Entries from a dataset:
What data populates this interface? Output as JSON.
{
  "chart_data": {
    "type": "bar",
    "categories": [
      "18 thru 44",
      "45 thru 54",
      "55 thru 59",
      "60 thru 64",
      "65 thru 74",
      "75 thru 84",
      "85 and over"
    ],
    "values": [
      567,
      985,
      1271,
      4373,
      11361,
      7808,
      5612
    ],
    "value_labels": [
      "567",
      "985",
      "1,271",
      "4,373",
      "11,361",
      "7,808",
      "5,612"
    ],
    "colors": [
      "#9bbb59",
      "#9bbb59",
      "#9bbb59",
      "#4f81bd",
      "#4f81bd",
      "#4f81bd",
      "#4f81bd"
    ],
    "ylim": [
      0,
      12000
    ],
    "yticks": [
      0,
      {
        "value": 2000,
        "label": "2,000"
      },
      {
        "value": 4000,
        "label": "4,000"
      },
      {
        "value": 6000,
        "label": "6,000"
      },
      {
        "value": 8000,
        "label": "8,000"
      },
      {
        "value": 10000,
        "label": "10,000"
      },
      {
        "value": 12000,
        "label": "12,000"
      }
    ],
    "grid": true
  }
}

• Instructions for the task
All of the data must be returned exactly.

• Answer to this exercise
What data populates this interface? Output as JSON.
{
  "chart_data": {
    "type": "bar",
    "categories": [
      "18 thru 44",
      "45 thru 54",
      "55 thru 59",
      "60 thru 64",
      "65 thru 74",
      "75 thru 84",
      "85 and over"
    ],
    "values": [
      567,
      985,
      1271,
      4373,
      11361,
      7808,
      5612
    ],
    "value_labels": [
      "567",
      "985",
      "1,271",
      "4,373",
      "11,361",
      "7,808",
      "5,612"
    ],
    "colors": [
      "#9bbb59",
      "#9bbb59",
      "#9bbb59",
      "#4f81bd",
      "#4f81bd",
      "#4f81bd",
      "#4f81bd"
    ],
    "ylim": [
      0,
      12000
    ],
    "yticks": [
      0,
      {
        "value": 2000,
        "label": "2,000"
      },
      {
        "value": 4000,
        "label": "4,000"
      },
      {
        "value": 6000,
        "label": "6,000"
      },
      {
        "value": 8000,
        "label": "8,000"
      },
      {
        "value": 10000,
        "label": "10,000"
      },
      {
        "value": 12000,
        "label": "12,000"
      }
    ],
    "grid": true
  }
}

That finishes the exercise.